SET TASK » Below are records to repeat exactly. Omit the pictures from the copy.

● ● ●

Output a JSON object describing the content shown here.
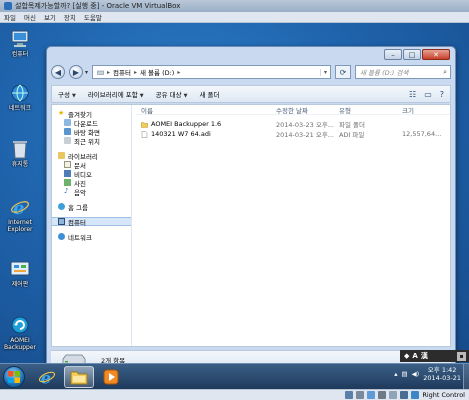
{
  "vbox": {
    "title": "설합목제가능할까? [실행 중] - Oracle VM VirtualBox",
    "menu": [
      "파일",
      "머신",
      "보기",
      "장치",
      "도움말"
    ],
    "host_key": "Right Control"
  },
  "desktop_icons": [
    {
      "label": "컴퓨터",
      "icon": "computer-icon"
    },
    {
      "label": "네트워크",
      "icon": "network-icon"
    },
    {
      "label": "휴지통",
      "icon": "recycle-bin-icon"
    },
    {
      "label": "Internet Explorer",
      "icon": "internet-explorer-icon"
    },
    {
      "label": "제어판",
      "icon": "control-panel-icon"
    },
    {
      "label": "AOMEI Backupper",
      "icon": "aomei-backupper-icon"
    }
  ],
  "explorer": {
    "address_parts": [
      "컴퓨터",
      "새 볼륨 (D:)"
    ],
    "search_placeholder": "새 볼륨 (D:) 검색",
    "commands": [
      "구성",
      "라이브러리에 포함",
      "공유 대상",
      "새 폴더"
    ],
    "nav": {
      "favorites": {
        "label": "즐겨찾기",
        "items": [
          "다운로드",
          "바탕 화면",
          "최근 위치"
        ]
      },
      "libraries": {
        "label": "라이브러리",
        "items": [
          "문서",
          "비디오",
          "사진",
          "음악"
        ]
      },
      "homegroup": "홈 그룹",
      "computer": "컴퓨터",
      "network": "네트워크"
    },
    "columns": {
      "name": "이름",
      "date": "수정한 날짜",
      "type": "유형",
      "size": "크기"
    },
    "files": [
      {
        "name": "AOMEI Backupper 1.6",
        "date": "2014-03-23 오후...",
        "type": "파일 폴더",
        "size": "",
        "icon": "folder-icon"
      },
      {
        "name": "140321 W7 64.adi",
        "date": "2014-03-21 오후...",
        "type": "ADI 파일",
        "size": "12,557,64...",
        "icon": "file-icon"
      }
    ],
    "status": "2개 항목"
  },
  "taskbar": {
    "pinned": [
      "internet-explorer-icon",
      "explorer-icon",
      "media-player-icon"
    ],
    "time": "오후 1:42",
    "date": "2014-03-21"
  },
  "language_bar": {
    "mode": "A",
    "han": "漢"
  }
}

● ● ●

FULL OUTPUT »
Output a JSON object describing the content shown here.
{
  "vbox": {
    "title": "설합목제가능할까? [실행 중] - Oracle VM VirtualBox",
    "menu": [
      "파일",
      "머신",
      "보기",
      "장치",
      "도움말"
    ],
    "host_key": "Right Control"
  },
  "desktop_icons": [
    {
      "label": "컴퓨터",
      "icon": "computer-icon"
    },
    {
      "label": "네트워크",
      "icon": "network-icon"
    },
    {
      "label": "휴지통",
      "icon": "recycle-bin-icon"
    },
    {
      "label": "Internet Explorer",
      "icon": "internet-explorer-icon"
    },
    {
      "label": "제어판",
      "icon": "control-panel-icon"
    },
    {
      "label": "AOMEI Backupper",
      "icon": "aomei-backupper-icon"
    }
  ],
  "explorer": {
    "address_parts": [
      "컴퓨터",
      "새 볼륨 (D:)"
    ],
    "search_placeholder": "새 볼륨 (D:) 검색",
    "commands": [
      "구성",
      "라이브러리에 포함",
      "공유 대상",
      "새 폴더"
    ],
    "nav": {
      "favorites": {
        "label": "즐겨찾기",
        "items": [
          "다운로드",
          "바탕 화면",
          "최근 위치"
        ]
      },
      "libraries": {
        "label": "라이브러리",
        "items": [
          "문서",
          "비디오",
          "사진",
          "음악"
        ]
      },
      "homegroup": "홈 그룹",
      "computer": "컴퓨터",
      "network": "네트워크"
    },
    "columns": {
      "name": "이름",
      "date": "수정한 날짜",
      "type": "유형",
      "size": "크기"
    },
    "files": [
      {
        "name": "AOMEI Backupper 1.6",
        "date": "2014-03-23 오후...",
        "type": "파일 폴더",
        "size": "",
        "icon": "folder-icon"
      },
      {
        "name": "140321 W7 64.adi",
        "date": "2014-03-21 오후...",
        "type": "ADI 파일",
        "size": "12,557,64...",
        "icon": "file-icon"
      }
    ],
    "status": "2개 항목"
  },
  "taskbar": {
    "pinned": [
      "internet-explorer-icon",
      "explorer-icon",
      "media-player-icon"
    ],
    "time": "오후 1:42",
    "date": "2014-03-21"
  },
  "language_bar": {
    "mode": "A",
    "han": "漢"
  }
}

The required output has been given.